## Instructions for the task:
Print the entire listing. Each line must match the original exactly.

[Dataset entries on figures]

* Start *

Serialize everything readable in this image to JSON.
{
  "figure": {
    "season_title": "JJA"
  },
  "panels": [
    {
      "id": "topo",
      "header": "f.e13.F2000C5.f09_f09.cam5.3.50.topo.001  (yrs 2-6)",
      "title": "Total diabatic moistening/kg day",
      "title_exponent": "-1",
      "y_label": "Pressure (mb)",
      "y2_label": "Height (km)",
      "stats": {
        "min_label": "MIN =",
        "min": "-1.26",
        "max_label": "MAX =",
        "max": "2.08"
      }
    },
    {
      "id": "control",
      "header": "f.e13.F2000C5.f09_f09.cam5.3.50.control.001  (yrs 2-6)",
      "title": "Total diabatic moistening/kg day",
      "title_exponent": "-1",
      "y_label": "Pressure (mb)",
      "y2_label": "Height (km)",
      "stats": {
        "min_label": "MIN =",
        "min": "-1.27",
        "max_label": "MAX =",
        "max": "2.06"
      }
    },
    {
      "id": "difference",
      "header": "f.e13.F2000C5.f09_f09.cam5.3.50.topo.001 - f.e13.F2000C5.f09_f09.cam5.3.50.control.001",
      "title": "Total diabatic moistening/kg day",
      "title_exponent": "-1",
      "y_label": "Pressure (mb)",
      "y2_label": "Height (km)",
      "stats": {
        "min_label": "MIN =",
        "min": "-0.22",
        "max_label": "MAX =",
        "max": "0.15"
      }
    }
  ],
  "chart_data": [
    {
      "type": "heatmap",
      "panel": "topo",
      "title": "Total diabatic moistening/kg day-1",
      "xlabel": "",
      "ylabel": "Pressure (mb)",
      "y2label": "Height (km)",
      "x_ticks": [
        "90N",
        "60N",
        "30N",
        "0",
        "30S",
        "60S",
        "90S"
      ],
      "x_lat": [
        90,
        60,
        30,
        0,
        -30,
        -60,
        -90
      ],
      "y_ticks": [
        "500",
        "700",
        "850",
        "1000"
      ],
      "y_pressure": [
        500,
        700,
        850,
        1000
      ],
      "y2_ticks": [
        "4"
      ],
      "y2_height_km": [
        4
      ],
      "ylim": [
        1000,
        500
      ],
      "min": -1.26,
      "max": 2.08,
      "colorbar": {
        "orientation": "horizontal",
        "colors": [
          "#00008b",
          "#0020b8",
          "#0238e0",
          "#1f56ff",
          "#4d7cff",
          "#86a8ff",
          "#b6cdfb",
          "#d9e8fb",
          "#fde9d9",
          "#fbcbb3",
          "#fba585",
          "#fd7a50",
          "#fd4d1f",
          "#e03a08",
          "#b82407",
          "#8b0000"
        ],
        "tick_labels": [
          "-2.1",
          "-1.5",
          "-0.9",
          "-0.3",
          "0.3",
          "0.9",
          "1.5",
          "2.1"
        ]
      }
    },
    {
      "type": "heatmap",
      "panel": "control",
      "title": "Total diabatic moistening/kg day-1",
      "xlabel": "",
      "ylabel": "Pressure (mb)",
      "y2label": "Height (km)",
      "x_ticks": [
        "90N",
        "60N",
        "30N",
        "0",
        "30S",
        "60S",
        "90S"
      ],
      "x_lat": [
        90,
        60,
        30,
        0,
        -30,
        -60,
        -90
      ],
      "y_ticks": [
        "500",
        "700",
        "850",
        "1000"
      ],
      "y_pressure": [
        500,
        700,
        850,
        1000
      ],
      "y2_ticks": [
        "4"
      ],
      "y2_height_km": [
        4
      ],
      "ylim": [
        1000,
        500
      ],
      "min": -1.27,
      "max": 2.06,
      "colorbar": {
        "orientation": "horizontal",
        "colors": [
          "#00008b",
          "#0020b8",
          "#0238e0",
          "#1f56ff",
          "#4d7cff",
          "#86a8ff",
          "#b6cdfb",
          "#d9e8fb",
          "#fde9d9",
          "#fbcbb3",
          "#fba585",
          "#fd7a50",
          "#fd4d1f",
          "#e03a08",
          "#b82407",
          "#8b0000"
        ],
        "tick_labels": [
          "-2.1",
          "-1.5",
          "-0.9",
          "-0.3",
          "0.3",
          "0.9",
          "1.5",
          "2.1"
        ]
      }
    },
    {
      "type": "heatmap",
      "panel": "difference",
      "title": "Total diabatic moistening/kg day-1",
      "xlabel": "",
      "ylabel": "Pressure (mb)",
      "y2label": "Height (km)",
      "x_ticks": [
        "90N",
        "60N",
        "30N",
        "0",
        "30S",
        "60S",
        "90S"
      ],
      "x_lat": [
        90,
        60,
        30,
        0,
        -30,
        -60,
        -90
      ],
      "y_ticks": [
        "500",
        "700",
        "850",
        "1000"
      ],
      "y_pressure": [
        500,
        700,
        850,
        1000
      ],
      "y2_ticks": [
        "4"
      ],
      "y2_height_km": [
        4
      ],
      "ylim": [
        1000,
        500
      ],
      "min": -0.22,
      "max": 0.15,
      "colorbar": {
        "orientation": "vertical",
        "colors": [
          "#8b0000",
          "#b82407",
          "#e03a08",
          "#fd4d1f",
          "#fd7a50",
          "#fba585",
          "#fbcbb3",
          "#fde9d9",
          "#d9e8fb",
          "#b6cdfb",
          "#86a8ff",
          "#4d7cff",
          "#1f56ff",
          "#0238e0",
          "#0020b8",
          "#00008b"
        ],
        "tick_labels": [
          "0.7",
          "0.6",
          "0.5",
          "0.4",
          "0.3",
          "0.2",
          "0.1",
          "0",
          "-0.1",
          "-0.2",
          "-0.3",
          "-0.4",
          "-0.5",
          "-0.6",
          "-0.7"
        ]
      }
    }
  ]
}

* End *

## Result of this exercise:
Serialize everything readable in this image to JSON.
{
  "figure": {
    "season_title": "JJA"
  },
  "panels": [
    {
      "id": "topo",
      "header": "f.e13.F2000C5.f09_f09.cam5.3.50.topo.001  (yrs 2-6)",
      "title": "Total diabatic moistening/kg day",
      "title_exponent": "-1",
      "y_label": "Pressure (mb)",
      "y2_label": "Height (km)",
      "stats": {
        "min_label": "MIN =",
        "min": "-1.26",
        "max_label": "MAX =",
        "max": "2.08"
      }
    },
    {
      "id": "control",
      "header": "f.e13.F2000C5.f09_f09.cam5.3.50.control.001  (yrs 2-6)",
      "title": "Total diabatic moistening/kg day",
      "title_exponent": "-1",
      "y_label": "Pressure (mb)",
      "y2_label": "Height (km)",
      "stats": {
        "min_label": "MIN =",
        "min": "-1.27",
        "max_label": "MAX =",
        "max": "2.06"
      }
    },
    {
      "id": "difference",
      "header": "f.e13.F2000C5.f09_f09.cam5.3.50.topo.001 - f.e13.F2000C5.f09_f09.cam5.3.50.control.001",
      "title": "Total diabatic moistening/kg day",
      "title_exponent": "-1",
      "y_label": "Pressure (mb)",
      "y2_label": "Height (km)",
      "stats": {
        "min_label": "MIN =",
        "min": "-0.22",
        "max_label": "MAX =",
        "max": "0.15"
      }
    }
  ],
  "chart_data": [
    {
      "type": "heatmap",
      "panel": "topo",
      "title": "Total diabatic moistening/kg day-1",
      "xlabel": "",
      "ylabel": "Pressure (mb)",
      "y2label": "Height (km)",
      "x_ticks": [
        "90N",
        "60N",
        "30N",
        "0",
        "30S",
        "60S",
        "90S"
      ],
      "x_lat": [
        90,
        60,
        30,
        0,
        -30,
        -60,
        -90
      ],
      "y_ticks": [
        "500",
        "700",
        "850",
        "1000"
      ],
      "y_pressure": [
        500,
        700,
        850,
        1000
      ],
      "y2_ticks": [
        "4"
      ],
      "y2_height_km": [
        4
      ],
      "ylim": [
        1000,
        500
      ],
      "min": -1.26,
      "max": 2.08,
      "colorbar": {
        "orientation": "horizontal",
        "colors": [
          "#00008b",
          "#0020b8",
          "#0238e0",
          "#1f56ff",
          "#4d7cff",
          "#86a8ff",
          "#b6cdfb",
          "#d9e8fb",
          "#fde9d9",
          "#fbcbb3",
          "#fba585",
          "#fd7a50",
          "#fd4d1f",
          "#e03a08",
          "#b82407",
          "#8b0000"
        ],
        "tick_labels": [
          "-2.1",
          "-1.5",
          "-0.9",
          "-0.3",
          "0.3",
          "0.9",
          "1.5",
          "2.1"
        ]
      }
    },
    {
      "type": "heatmap",
      "panel": "control",
      "title": "Total diabatic moistening/kg day-1",
      "xlabel": "",
      "ylabel": "Pressure (mb)",
      "y2label": "Height (km)",
      "x_ticks": [
        "90N",
        "60N",
        "30N",
        "0",
        "30S",
        "60S",
        "90S"
      ],
      "x_lat": [
        90,
        60,
        30,
        0,
        -30,
        -60,
        -90
      ],
      "y_ticks": [
        "500",
        "700",
        "850",
        "1000"
      ],
      "y_pressure": [
        500,
        700,
        850,
        1000
      ],
      "y2_ticks": [
        "4"
      ],
      "y2_height_km": [
        4
      ],
      "ylim": [
        1000,
        500
      ],
      "min": -1.27,
      "max": 2.06,
      "colorbar": {
        "orientation": "horizontal",
        "colors": [
          "#00008b",
          "#0020b8",
          "#0238e0",
          "#1f56ff",
          "#4d7cff",
          "#86a8ff",
          "#b6cdfb",
          "#d9e8fb",
          "#fde9d9",
          "#fbcbb3",
          "#fba585",
          "#fd7a50",
          "#fd4d1f",
          "#e03a08",
          "#b82407",
          "#8b0000"
        ],
        "tick_labels": [
          "-2.1",
          "-1.5",
          "-0.9",
          "-0.3",
          "0.3",
          "0.9",
          "1.5",
          "2.1"
        ]
      }
    },
    {
      "type": "heatmap",
      "panel": "difference",
      "title": "Total diabatic moistening/kg day-1",
      "xlabel": "",
      "ylabel": "Pressure (mb)",
      "y2label": "Height (km)",
      "x_ticks": [
        "90N",
        "60N",
        "30N",
        "0",
        "30S",
        "60S",
        "90S"
      ],
      "x_lat": [
        90,
        60,
        30,
        0,
        -30,
        -60,
        -90
      ],
      "y_ticks": [
        "500",
        "700",
        "850",
        "1000"
      ],
      "y_pressure": [
        500,
        700,
        850,
        1000
      ],
      "y2_ticks": [
        "4"
      ],
      "y2_height_km": [
        4
      ],
      "ylim": [
        1000,
        500
      ],
      "min": -0.22,
      "max": 0.15,
      "colorbar": {
        "orientation": "vertical",
        "colors": [
          "#8b0000",
          "#b82407",
          "#e03a08",
          "#fd4d1f",
          "#fd7a50",
          "#fba585",
          "#fbcbb3",
          "#fde9d9",
          "#d9e8fb",
          "#b6cdfb",
          "#86a8ff",
          "#4d7cff",
          "#1f56ff",
          "#0238e0",
          "#0020b8",
          "#00008b"
        ],
        "tick_labels": [
          "0.7",
          "0.6",
          "0.5",
          "0.4",
          "0.3",
          "0.2",
          "0.1",
          "0",
          "-0.1",
          "-0.2",
          "-0.3",
          "-0.4",
          "-0.5",
          "-0.6",
          "-0.7"
        ]
      }
    }
  ]
}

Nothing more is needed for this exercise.